**SHORT PROBLEM**
For each line that holds "gmail", copy the line out.

**TASK MATERIAL**

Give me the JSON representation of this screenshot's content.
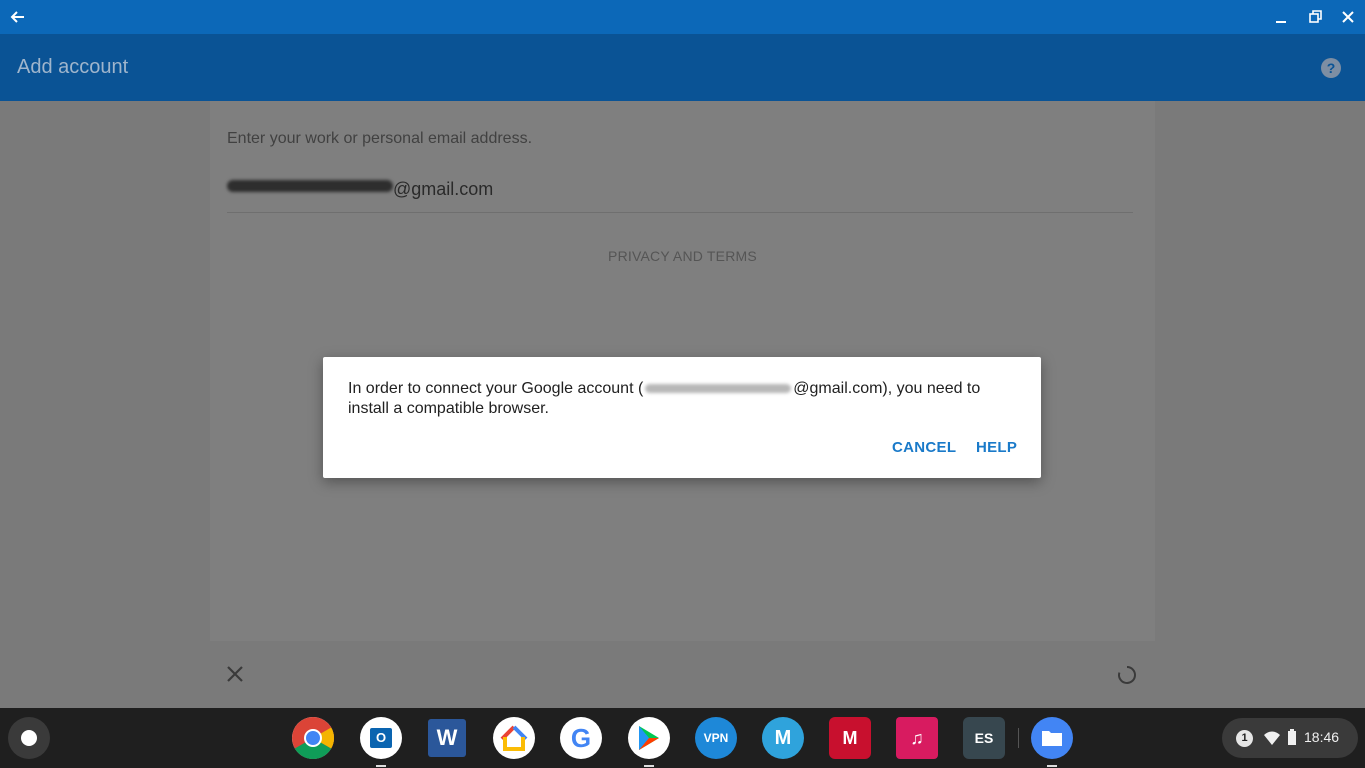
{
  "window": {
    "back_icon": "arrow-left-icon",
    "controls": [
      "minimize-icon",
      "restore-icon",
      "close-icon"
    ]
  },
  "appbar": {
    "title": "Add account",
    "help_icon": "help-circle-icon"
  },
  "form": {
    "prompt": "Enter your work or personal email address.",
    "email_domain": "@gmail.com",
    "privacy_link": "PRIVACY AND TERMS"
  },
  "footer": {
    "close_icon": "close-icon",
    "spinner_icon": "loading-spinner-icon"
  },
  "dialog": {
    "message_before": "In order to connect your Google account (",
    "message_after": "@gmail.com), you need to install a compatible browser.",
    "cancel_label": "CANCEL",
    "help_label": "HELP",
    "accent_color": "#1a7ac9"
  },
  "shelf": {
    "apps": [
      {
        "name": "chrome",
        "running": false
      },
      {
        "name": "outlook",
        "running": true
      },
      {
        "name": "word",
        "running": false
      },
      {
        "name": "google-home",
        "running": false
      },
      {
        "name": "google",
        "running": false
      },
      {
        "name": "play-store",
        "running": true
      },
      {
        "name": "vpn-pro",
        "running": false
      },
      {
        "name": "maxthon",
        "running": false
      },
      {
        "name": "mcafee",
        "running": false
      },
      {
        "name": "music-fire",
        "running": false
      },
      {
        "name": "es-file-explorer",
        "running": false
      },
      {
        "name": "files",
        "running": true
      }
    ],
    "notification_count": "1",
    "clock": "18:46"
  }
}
...
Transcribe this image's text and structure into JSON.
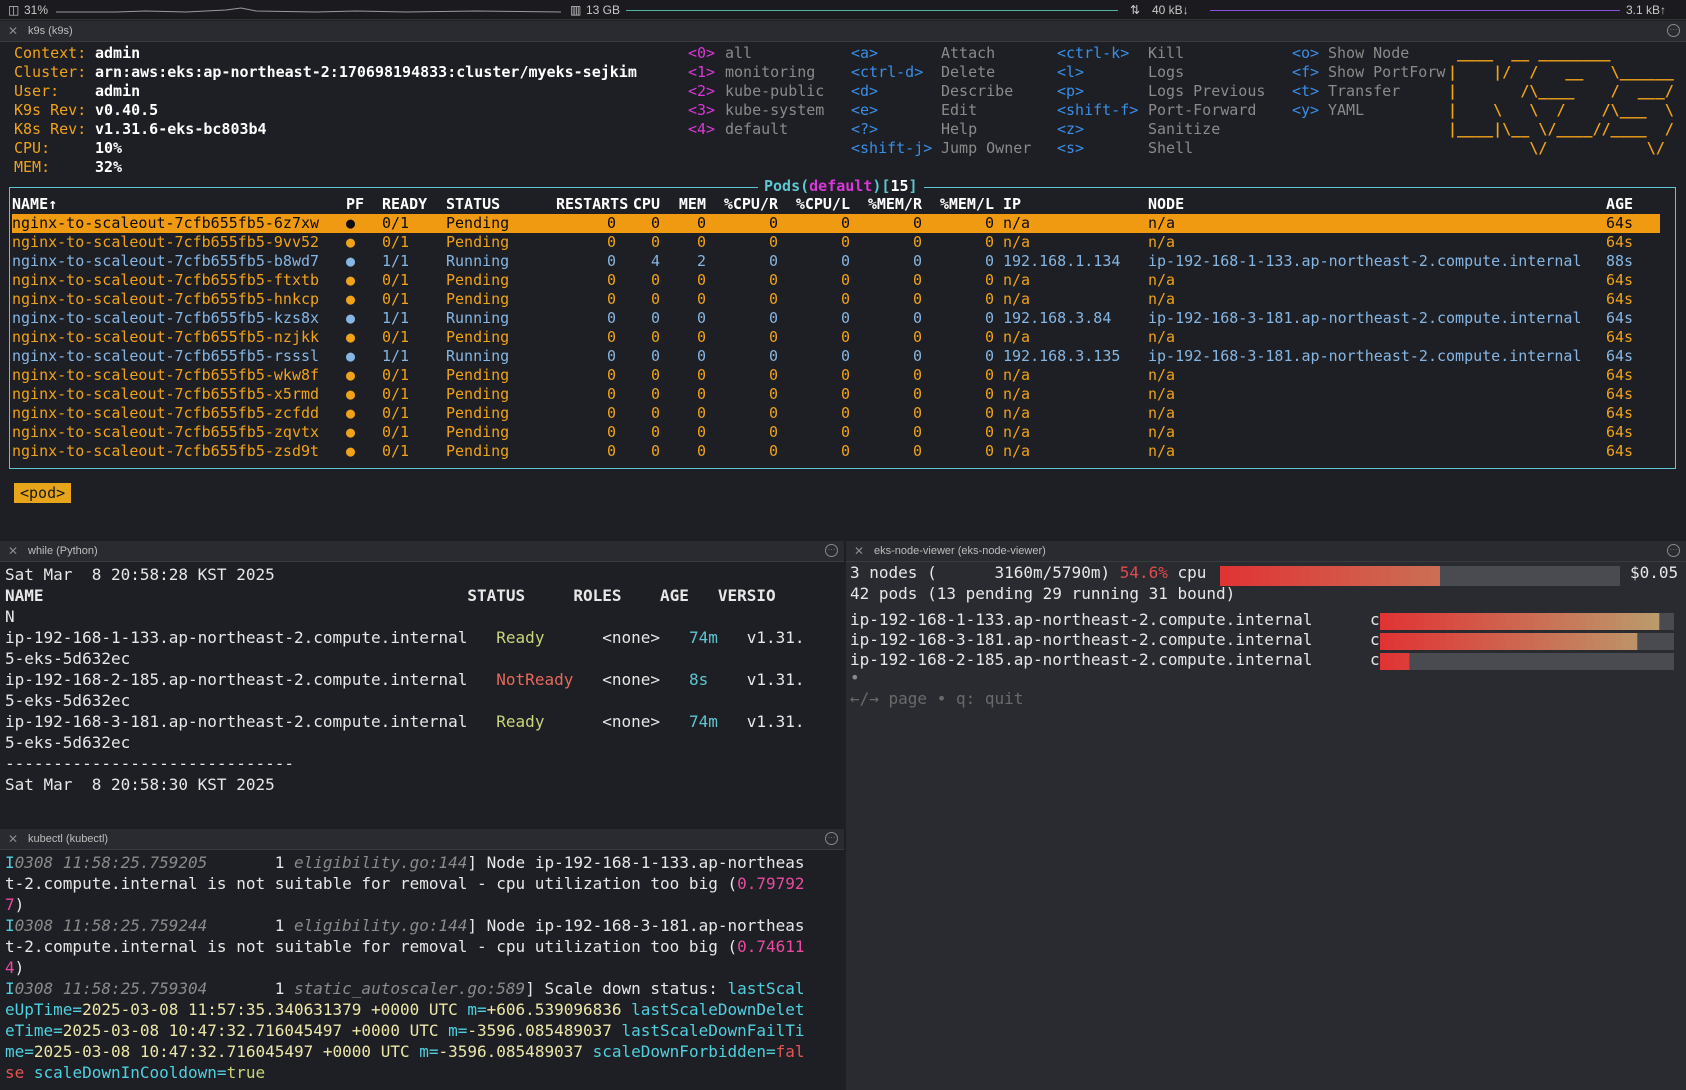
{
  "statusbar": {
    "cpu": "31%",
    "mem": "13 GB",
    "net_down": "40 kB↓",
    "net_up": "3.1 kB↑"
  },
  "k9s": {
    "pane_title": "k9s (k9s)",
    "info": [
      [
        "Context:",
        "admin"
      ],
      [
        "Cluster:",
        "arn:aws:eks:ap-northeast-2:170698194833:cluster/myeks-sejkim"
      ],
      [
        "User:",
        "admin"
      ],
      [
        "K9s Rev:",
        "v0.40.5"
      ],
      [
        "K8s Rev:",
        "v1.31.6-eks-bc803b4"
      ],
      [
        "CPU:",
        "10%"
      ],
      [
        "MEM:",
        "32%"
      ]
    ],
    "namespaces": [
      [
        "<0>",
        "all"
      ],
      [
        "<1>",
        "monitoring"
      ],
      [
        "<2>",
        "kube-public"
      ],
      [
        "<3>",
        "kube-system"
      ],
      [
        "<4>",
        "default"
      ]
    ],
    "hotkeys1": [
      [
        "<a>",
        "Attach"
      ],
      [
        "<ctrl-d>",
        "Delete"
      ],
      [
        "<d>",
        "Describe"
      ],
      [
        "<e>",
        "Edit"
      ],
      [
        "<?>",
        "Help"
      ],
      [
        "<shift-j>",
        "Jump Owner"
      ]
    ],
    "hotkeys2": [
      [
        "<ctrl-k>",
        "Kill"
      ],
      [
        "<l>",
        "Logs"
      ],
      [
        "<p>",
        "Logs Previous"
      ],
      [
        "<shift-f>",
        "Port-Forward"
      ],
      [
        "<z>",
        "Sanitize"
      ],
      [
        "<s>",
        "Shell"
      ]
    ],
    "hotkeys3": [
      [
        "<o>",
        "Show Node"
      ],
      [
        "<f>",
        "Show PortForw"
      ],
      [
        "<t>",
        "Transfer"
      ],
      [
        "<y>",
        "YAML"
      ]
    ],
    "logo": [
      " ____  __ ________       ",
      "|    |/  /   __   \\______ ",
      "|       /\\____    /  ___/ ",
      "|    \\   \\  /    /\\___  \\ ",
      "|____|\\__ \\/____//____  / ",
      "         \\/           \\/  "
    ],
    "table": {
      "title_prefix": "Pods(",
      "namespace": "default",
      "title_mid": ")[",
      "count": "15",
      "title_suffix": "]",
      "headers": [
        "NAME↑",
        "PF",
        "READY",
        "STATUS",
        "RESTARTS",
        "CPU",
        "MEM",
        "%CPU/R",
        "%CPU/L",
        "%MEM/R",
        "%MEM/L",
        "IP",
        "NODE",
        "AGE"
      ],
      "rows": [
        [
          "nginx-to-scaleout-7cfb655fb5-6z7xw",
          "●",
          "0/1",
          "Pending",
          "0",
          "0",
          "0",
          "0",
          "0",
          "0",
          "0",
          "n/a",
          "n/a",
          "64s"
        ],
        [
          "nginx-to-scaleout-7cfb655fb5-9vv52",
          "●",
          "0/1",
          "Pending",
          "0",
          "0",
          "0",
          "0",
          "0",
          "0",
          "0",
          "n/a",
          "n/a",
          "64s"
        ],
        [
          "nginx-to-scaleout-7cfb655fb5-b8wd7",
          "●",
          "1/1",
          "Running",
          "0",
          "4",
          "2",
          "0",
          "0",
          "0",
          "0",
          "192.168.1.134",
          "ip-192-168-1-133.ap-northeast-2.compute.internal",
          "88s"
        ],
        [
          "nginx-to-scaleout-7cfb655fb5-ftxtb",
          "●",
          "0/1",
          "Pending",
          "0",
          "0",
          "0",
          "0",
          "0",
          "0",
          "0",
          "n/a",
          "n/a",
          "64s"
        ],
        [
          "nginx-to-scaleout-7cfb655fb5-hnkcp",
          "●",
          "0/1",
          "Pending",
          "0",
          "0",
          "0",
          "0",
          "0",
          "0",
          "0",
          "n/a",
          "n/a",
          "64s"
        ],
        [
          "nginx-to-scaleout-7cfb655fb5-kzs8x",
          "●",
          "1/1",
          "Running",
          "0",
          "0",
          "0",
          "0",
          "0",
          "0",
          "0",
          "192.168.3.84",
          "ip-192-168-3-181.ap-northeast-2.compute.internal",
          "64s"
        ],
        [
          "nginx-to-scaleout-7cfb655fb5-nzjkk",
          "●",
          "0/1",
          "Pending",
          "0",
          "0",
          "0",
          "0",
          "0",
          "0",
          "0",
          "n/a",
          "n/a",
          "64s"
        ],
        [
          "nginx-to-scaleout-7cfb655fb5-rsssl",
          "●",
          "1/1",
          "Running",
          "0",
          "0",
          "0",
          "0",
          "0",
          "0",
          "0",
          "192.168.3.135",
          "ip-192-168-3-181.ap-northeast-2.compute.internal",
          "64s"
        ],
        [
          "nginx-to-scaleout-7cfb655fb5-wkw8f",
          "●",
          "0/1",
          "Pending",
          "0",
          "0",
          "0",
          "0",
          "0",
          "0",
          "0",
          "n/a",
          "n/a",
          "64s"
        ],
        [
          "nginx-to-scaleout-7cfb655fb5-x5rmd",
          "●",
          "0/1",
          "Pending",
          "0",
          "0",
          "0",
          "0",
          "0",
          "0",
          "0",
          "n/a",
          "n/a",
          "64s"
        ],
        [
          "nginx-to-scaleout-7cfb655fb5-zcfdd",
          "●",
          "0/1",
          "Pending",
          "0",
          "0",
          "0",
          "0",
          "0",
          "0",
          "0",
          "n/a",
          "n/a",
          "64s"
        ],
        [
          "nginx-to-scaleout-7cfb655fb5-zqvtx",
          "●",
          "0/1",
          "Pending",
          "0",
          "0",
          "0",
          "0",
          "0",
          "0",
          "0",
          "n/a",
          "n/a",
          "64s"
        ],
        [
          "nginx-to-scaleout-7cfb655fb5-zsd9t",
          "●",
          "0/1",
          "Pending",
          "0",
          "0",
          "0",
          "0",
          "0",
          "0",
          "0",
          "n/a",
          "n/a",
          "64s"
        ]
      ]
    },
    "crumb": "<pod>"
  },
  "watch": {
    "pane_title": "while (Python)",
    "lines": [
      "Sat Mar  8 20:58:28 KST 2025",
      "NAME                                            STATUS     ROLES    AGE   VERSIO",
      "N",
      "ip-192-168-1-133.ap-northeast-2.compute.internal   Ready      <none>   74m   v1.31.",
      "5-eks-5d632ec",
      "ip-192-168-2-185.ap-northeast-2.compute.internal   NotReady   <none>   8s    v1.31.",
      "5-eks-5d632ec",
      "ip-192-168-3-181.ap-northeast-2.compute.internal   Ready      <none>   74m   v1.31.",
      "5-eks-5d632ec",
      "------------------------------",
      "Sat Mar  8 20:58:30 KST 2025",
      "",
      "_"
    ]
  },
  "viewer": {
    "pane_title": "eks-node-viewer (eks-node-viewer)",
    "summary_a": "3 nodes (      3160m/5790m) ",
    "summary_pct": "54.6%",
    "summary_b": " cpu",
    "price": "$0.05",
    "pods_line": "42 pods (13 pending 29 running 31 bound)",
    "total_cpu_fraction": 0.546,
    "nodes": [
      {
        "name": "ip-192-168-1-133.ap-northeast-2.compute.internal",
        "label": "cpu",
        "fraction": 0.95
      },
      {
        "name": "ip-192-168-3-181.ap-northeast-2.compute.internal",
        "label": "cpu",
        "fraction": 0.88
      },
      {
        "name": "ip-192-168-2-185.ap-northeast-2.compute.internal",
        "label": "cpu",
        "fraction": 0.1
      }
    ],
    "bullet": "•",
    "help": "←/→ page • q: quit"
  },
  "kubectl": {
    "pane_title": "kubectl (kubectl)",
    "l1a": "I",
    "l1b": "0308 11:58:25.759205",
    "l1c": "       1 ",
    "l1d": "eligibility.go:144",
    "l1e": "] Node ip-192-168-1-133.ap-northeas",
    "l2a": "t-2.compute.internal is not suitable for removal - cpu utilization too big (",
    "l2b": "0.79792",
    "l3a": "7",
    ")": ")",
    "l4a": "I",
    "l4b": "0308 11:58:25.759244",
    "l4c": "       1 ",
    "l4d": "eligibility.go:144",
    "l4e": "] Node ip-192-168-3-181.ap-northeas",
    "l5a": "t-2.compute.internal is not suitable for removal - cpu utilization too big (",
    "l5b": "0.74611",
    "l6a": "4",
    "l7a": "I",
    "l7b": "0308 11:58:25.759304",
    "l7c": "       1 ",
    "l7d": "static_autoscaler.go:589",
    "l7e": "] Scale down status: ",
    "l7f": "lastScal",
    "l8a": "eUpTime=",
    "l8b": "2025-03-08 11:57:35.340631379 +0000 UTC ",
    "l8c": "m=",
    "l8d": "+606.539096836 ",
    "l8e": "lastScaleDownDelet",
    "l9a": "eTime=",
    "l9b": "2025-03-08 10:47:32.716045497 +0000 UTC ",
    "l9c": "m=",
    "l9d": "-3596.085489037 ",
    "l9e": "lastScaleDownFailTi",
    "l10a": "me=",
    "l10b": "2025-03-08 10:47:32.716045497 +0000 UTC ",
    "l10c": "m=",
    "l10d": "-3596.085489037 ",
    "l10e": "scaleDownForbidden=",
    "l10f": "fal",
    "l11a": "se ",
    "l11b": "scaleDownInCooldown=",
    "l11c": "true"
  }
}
...
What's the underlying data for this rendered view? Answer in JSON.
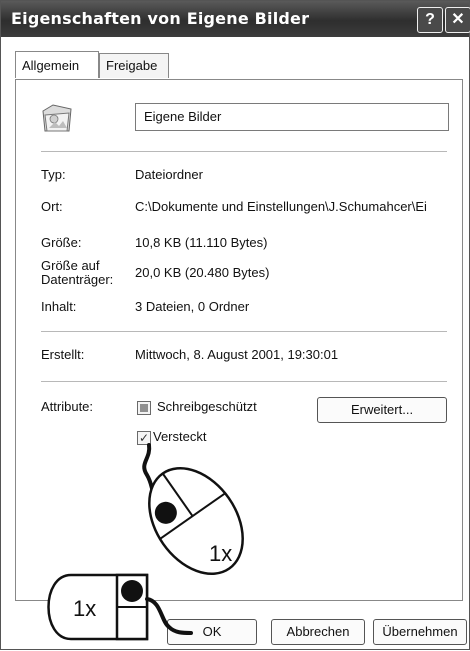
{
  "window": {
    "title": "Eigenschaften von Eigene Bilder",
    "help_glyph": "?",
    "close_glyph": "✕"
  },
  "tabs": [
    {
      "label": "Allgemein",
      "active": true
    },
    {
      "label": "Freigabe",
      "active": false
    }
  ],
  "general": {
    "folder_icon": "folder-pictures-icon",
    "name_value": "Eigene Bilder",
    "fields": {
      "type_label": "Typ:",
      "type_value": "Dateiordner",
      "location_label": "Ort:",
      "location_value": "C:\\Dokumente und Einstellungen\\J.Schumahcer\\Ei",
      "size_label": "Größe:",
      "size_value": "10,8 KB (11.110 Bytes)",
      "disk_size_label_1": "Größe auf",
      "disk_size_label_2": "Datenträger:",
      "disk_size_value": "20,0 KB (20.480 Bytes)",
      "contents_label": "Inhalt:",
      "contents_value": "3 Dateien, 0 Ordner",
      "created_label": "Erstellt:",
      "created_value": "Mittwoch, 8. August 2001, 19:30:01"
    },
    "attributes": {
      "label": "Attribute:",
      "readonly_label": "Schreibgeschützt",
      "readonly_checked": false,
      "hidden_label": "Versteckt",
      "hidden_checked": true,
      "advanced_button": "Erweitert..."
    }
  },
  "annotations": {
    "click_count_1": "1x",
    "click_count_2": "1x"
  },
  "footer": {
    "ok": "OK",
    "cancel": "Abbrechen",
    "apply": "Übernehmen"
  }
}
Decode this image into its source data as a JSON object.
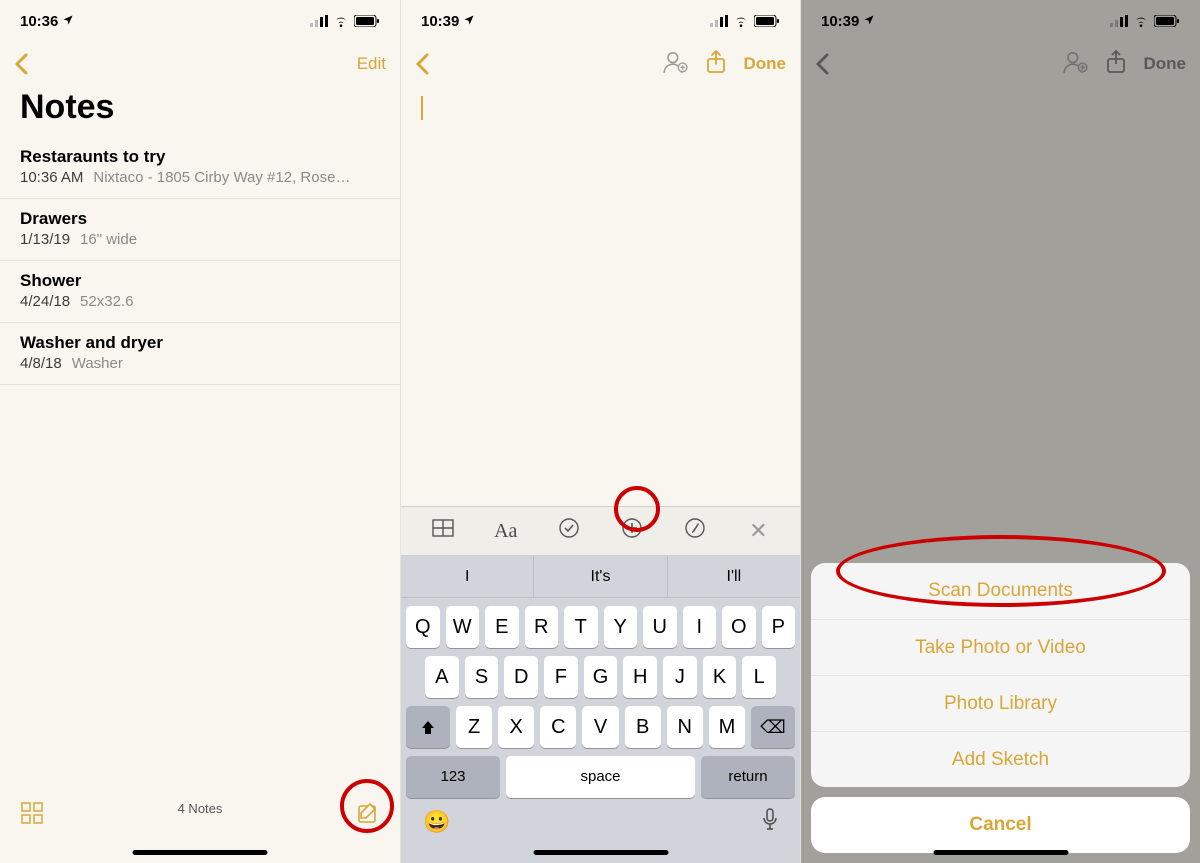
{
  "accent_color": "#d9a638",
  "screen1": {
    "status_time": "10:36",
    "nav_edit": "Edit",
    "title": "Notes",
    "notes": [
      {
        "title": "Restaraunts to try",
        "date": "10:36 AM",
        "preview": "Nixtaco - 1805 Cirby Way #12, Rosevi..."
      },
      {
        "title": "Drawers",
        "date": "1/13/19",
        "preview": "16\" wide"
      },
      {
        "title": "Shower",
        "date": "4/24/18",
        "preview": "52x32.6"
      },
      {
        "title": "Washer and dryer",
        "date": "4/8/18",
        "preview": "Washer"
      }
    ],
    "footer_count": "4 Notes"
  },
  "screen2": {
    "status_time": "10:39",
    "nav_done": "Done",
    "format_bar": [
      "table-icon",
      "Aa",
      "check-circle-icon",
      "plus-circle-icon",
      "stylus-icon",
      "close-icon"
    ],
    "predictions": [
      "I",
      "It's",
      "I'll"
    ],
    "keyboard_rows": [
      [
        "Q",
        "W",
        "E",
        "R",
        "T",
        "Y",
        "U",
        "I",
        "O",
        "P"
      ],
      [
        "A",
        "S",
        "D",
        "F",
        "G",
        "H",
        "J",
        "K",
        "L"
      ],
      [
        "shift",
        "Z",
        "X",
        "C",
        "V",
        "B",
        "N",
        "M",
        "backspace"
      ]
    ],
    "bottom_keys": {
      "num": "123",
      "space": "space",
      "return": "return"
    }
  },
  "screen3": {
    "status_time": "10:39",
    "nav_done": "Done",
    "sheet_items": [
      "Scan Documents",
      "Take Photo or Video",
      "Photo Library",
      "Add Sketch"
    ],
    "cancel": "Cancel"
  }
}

**WRITTEN ANSWER**
    "email_domain": "@gmail.com",
    "message_after": "@gmail.com), you need to install a compatible browser.",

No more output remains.